──────── Selected excerpt

A combination of recent discoveries and the development of oil fields in Uganda have triggered a surge of interest in East Africa’s oil and gas potential. The independent oil companies that originally opened up the region are being followed by bigger companies, including the UK’s BG Group, Total of France and China National Offshore Oil Corporation (CNOOC). Sizeable oil and gas reserves have now been discovered that have the potential to revolutionise the region’s energy prospects.
BG Group of the UK has discovered gas with all three exploration wells that it has drilled off the southeast coast of Tanzania since buying into the acreage last May.
The Pweza, Chewa and Chaza wells have all been drilled in deepwater in the northern part of the Ruvuma Basin and the Mafia Deep Offshore Basin held by BG (60%) and Ophir Energy (40%).
BG Group chief executive Frank Chapman said: “This is an encouraging start to our campaign in Tanzania. We have a large acreage position to explore and an extensive exploration programme will be needed to assess the full potential of this new play.” New drilling will begin before the end of this year.

────────────────
──────── Records supplied

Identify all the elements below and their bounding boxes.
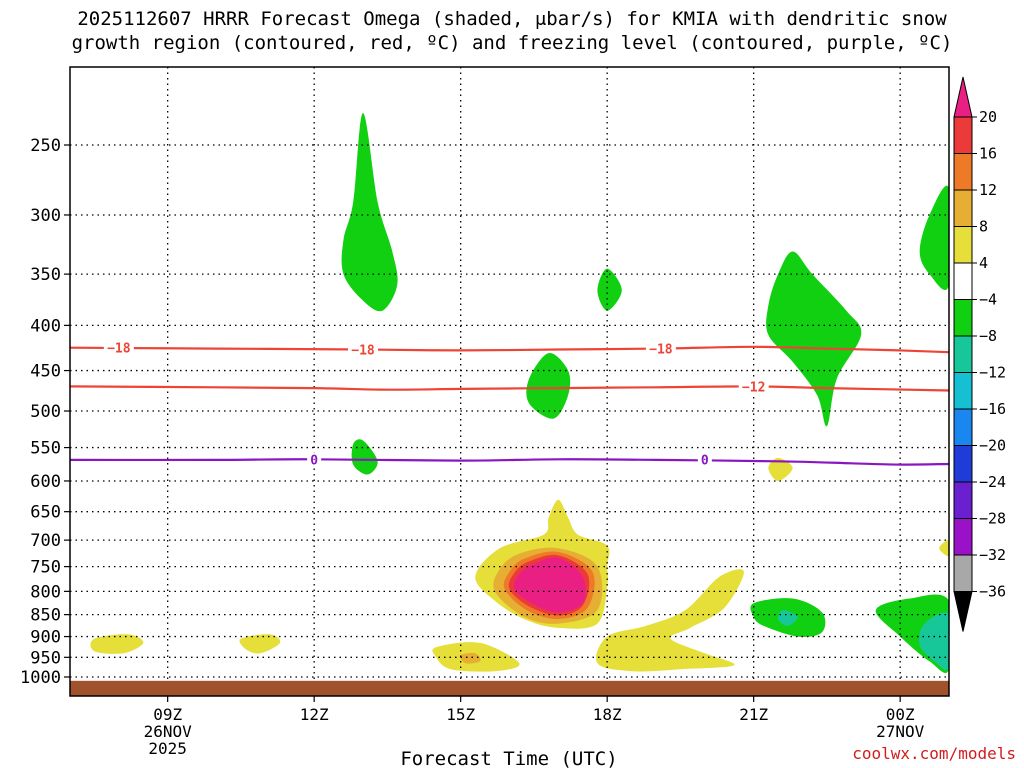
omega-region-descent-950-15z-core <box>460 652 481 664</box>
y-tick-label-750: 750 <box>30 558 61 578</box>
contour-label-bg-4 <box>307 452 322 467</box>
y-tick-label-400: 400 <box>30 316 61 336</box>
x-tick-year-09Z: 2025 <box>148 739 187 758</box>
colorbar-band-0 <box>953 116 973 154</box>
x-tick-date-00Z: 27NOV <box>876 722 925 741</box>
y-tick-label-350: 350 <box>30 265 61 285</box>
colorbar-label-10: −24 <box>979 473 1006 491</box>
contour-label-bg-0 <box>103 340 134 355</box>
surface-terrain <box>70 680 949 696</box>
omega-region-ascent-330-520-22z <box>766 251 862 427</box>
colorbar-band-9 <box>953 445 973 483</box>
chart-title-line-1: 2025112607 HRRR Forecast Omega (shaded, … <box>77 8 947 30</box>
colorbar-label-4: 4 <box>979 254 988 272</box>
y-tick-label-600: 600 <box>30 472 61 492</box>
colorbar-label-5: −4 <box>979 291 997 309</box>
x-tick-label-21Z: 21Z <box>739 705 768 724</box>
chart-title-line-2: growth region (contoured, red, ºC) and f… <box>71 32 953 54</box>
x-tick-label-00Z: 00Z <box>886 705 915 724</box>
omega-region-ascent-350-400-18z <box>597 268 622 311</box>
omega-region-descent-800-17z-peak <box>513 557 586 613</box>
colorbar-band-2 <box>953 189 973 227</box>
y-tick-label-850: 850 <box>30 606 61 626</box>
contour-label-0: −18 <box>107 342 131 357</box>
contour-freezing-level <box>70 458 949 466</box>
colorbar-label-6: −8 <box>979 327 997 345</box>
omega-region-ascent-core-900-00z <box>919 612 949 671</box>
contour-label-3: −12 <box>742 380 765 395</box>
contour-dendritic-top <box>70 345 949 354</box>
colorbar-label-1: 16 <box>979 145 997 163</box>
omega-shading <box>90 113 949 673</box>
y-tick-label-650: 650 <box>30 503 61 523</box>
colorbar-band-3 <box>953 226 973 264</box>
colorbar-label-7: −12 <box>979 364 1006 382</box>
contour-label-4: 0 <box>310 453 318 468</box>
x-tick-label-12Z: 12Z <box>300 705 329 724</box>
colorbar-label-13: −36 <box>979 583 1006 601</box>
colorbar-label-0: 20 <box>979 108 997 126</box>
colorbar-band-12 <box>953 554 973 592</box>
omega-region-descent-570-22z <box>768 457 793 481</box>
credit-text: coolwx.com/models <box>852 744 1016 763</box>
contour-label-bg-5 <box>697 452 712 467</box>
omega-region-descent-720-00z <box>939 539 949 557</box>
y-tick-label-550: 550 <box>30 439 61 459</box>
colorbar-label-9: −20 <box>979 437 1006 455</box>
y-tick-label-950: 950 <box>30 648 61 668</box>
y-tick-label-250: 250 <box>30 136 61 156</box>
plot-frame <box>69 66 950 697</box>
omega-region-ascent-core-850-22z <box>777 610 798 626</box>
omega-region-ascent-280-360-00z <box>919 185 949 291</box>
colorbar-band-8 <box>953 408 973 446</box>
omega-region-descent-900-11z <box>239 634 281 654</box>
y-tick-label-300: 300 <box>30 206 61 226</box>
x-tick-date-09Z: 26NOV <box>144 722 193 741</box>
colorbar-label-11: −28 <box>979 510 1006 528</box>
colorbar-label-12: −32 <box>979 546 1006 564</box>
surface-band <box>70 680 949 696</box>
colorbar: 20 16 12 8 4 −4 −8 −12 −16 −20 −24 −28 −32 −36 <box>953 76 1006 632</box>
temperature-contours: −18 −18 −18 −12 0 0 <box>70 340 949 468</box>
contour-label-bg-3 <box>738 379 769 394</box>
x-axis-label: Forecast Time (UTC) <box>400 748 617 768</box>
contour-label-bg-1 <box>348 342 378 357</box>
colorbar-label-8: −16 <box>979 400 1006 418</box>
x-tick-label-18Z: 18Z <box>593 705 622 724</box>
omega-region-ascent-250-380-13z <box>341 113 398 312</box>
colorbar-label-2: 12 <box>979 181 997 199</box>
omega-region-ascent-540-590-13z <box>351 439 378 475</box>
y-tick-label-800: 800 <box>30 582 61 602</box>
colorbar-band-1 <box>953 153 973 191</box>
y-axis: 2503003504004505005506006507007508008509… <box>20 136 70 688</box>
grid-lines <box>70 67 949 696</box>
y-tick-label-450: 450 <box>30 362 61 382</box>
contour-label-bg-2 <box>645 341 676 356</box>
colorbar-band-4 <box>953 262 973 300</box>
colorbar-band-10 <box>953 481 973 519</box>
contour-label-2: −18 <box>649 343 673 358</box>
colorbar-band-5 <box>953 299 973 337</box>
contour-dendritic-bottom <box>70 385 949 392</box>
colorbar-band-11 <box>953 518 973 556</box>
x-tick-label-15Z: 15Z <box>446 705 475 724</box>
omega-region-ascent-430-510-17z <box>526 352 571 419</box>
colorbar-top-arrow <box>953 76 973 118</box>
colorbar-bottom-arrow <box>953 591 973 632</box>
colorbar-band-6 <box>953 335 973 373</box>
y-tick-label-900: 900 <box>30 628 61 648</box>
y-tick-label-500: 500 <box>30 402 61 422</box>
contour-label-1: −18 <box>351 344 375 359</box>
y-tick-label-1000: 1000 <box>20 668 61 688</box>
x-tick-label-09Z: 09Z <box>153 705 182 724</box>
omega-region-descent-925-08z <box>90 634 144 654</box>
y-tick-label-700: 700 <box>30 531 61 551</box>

────────────────

▶ _Written tasks_:
- 1) Translate this sentence from the article on East African oil and gas into Spanish: "BG Group of the UK has discovered gas with all three exploration wells that it has drilled off the southeast coast of Tanzania since buying into the acreage last May."
- 2) Reproduce the passage of the East African oil and gas article word for word, from "The Pweza, Chewa" to "of this year.".
- 3) Extend the article on East Africa's oil and gas discoveries, picking up after its final sentence.

▶ _Results for each task_:
- 1) El BG Group del Reino Unido ha descubierto gas en los tres pozos de exploración que ha perforado frente a la costa sudeste de Tanzania desde que adquirió participación en la superficie el pasado mayo.

- 2)
The Pweza, Chewa and Chaza wells have all been drilled in deepwater in the northern part of the Ruvuma Basin and the Mafia Deep Offshore Basin held by BG (60%) and Ophir Energy (40%).
BG Group chief executive Frank Chapman said: “This is an encouraging start to our campaign in Tanzania. We have a large acreage position to explore and an extensive exploration programme will be needed to assess the full potential of this new play.” New drilling will begin before the end of this year.

- 3)
In September, the Chinese government agreed to provide Tanzania with a $1.06bn loan to construct new gas sector infrastructure, including a new gas pipeline from Mtwara in the far south of the country to Dar es Salaam. A new gas processing plant will also be built at Mtwara to handle gas, presumably from the BG finds. The pipeline appears to rule out the joint development of gas reserves on the Tanzanian-Mozambican border, for the foreseeable future at least.
The minister of energy and minerals, William Ngeleja, said: “This is a must project for the future of this country: we have secured financing from the Chinese. Some people have been misleading the public by saying the Chinese own this project, but the truth is that it is government owned. The Chinese are financiers and the project will boost gas supply as well as reducing or ending the power supply problem in the country.”
Construction, due to start next year, will be overseen by state-owned Tanzania Petroleum Development Corporation and the China Petroleum and Technology Development Company (CPTDC), an offshoot of the China National Petroleum Corporation (CNPC).
Despite the construction of some gas-fired power generating capacity in Tanzania in recent years, Tanzania remains prone to power shortages and is currently enforcing periodic power cuts. The completion of the new pipeline could encourage the construction of a new cross-border pipeline from Dar es Salaam to Kenya. The project to supply Kenyan thermal power plants was originally proposed in 2008 but the lack of available gas seems to have held up development.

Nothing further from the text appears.